- [TO DO]: List every line in this data where the string "Kuramoto" occurs.

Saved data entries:
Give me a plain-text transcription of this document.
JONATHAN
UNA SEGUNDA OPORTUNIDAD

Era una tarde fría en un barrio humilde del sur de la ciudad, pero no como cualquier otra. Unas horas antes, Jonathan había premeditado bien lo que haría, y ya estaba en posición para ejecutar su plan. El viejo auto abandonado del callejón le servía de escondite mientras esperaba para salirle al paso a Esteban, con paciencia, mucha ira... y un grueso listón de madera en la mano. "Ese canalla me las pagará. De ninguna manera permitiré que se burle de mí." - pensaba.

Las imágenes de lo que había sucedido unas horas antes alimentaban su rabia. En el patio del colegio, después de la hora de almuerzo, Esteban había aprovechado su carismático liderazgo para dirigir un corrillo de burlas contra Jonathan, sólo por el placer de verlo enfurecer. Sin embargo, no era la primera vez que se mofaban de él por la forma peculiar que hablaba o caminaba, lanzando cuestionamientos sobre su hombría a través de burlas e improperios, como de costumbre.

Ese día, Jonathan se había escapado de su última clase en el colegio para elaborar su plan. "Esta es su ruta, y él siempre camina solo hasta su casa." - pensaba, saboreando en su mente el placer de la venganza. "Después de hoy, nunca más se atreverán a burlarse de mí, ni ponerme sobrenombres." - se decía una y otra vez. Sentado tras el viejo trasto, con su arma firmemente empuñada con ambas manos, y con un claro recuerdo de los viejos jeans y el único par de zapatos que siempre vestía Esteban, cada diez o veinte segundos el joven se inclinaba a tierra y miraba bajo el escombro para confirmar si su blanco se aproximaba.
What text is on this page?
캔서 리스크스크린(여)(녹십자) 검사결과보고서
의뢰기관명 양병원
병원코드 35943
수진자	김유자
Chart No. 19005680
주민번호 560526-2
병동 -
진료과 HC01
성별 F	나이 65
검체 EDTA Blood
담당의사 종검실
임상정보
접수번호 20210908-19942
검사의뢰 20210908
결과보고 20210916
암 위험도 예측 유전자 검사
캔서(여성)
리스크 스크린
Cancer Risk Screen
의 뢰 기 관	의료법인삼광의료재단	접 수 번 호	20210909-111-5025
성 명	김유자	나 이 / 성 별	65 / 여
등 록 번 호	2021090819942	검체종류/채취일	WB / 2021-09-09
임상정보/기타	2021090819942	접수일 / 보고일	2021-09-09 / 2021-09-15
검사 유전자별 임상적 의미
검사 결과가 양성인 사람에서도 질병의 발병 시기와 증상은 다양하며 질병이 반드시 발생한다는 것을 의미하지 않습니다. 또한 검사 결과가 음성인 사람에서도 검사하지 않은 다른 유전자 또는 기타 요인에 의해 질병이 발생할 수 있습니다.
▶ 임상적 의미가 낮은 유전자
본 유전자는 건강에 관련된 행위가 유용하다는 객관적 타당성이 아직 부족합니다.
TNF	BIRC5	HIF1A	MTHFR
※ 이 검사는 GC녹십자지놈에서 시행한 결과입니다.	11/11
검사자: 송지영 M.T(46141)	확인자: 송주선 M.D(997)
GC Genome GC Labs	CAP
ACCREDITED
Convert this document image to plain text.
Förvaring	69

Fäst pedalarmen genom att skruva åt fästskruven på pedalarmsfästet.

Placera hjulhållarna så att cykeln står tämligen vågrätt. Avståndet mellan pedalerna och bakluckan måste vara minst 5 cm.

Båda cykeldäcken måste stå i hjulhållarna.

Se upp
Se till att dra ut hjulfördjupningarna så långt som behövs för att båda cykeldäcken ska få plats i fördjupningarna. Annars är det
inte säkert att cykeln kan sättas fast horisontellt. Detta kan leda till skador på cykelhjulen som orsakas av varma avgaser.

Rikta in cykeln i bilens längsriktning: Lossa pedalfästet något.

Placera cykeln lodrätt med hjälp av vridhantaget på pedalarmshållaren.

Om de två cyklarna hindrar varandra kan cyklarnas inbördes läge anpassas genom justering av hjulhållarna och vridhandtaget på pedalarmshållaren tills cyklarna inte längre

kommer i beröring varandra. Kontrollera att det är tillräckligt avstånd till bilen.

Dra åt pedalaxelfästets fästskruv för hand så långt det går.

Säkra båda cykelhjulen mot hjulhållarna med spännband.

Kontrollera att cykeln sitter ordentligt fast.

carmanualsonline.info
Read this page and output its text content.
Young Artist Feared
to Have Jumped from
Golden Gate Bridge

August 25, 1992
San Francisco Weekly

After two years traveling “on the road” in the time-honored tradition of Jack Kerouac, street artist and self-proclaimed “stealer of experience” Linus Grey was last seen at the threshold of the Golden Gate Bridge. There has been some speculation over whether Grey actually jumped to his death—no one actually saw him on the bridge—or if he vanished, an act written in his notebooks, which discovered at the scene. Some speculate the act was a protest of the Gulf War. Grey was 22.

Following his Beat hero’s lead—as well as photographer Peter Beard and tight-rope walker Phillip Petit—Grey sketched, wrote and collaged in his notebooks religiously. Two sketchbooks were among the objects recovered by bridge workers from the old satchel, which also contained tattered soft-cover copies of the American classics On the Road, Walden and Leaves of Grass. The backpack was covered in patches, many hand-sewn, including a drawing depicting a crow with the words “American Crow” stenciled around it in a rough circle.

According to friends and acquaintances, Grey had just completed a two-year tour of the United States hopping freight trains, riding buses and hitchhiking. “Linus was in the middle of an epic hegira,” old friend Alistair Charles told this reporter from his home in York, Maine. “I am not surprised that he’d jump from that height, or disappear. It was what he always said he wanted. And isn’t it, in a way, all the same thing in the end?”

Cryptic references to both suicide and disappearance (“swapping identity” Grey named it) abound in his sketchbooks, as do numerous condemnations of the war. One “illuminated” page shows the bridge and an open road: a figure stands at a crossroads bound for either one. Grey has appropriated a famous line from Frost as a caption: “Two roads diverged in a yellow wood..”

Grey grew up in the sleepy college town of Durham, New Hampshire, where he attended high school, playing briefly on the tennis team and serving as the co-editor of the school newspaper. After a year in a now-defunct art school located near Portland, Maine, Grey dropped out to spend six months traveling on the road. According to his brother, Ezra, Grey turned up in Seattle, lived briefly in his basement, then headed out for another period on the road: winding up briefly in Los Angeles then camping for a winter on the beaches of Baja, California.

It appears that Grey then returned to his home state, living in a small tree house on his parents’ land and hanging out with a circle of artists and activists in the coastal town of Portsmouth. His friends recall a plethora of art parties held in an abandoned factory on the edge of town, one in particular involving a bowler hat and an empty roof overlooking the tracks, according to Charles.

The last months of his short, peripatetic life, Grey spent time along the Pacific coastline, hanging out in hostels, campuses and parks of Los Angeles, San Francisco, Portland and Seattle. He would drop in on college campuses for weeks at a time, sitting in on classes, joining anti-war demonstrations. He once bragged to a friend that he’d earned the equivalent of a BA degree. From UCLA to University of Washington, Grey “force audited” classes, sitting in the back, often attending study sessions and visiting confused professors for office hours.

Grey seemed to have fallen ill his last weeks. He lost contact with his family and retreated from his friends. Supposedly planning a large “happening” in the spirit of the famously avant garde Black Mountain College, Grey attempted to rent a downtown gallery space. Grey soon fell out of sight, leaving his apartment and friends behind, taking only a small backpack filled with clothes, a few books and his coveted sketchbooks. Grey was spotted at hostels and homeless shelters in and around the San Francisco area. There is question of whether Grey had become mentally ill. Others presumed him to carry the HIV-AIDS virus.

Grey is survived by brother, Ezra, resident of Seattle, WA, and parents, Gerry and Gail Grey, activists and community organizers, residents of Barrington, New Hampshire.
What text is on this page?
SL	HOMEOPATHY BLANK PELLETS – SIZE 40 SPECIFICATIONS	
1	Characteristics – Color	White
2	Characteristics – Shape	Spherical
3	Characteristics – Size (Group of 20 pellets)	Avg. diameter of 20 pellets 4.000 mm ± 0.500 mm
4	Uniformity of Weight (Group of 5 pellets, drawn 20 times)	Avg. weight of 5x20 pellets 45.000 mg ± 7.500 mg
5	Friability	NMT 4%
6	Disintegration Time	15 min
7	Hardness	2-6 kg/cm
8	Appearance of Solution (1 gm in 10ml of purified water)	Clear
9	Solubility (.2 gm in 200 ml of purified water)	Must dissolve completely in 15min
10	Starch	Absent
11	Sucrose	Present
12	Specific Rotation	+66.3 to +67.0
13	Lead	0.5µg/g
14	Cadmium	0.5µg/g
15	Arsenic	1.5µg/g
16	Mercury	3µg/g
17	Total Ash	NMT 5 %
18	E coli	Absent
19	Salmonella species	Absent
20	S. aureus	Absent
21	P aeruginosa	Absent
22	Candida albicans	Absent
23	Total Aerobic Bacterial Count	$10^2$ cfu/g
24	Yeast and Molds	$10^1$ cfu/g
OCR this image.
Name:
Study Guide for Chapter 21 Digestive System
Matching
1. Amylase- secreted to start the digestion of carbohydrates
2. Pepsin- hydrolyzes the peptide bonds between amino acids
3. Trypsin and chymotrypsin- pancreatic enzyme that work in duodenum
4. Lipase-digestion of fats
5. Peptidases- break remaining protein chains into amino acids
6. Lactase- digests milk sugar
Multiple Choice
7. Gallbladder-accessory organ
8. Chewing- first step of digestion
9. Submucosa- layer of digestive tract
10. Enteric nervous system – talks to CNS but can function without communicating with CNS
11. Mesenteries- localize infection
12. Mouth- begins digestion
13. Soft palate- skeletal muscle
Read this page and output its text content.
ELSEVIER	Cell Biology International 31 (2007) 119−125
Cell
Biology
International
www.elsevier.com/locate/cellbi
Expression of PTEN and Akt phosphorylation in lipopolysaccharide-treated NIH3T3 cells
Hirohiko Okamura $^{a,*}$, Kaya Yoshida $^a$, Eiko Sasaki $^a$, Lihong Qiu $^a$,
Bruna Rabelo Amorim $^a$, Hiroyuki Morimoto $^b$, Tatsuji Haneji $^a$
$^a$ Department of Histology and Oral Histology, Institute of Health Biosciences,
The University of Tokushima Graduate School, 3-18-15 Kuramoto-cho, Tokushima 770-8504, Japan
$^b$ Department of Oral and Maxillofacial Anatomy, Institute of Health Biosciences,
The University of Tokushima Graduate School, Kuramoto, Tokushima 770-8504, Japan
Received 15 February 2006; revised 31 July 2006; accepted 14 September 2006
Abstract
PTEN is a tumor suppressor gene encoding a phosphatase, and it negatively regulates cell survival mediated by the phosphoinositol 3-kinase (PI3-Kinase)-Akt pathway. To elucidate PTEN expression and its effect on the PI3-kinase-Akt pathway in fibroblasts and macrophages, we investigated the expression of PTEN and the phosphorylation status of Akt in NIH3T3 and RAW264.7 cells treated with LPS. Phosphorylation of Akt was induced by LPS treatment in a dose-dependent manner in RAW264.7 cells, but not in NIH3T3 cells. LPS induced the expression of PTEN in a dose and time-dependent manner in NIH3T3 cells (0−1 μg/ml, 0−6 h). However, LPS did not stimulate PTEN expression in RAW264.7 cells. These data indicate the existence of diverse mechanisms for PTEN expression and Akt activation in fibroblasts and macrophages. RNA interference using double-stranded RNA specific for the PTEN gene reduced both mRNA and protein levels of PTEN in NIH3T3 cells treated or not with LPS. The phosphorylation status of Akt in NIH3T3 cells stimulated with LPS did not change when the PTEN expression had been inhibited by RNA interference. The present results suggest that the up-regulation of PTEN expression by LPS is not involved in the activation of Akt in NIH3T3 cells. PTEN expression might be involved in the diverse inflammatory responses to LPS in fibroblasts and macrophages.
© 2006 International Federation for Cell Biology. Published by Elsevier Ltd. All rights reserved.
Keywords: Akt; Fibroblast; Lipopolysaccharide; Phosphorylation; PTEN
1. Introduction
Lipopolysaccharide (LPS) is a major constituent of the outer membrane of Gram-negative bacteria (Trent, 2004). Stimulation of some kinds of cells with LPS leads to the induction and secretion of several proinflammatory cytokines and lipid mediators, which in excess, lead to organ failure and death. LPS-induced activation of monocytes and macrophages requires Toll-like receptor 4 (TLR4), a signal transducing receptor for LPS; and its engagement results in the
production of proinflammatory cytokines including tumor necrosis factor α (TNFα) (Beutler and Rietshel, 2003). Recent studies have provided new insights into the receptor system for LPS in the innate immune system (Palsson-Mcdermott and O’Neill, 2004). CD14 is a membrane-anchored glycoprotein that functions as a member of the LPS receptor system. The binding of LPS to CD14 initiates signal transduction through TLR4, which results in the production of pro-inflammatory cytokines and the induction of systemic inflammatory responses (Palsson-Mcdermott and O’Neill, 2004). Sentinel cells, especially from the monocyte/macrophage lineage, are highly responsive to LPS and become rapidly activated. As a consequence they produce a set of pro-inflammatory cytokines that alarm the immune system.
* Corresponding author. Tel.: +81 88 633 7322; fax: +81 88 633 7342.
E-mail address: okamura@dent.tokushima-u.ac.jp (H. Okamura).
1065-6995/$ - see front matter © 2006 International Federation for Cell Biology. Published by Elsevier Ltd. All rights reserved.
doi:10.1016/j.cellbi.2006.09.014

- [REPLY TO THE EXERCISE]:
The University of Tokushima Graduate School, 3-18-15 Kuramoto-cho, Tokushima 770-8504, Japan
The University of Tokushima Graduate School, Kuramoto, Tokushima 770-8504, Japan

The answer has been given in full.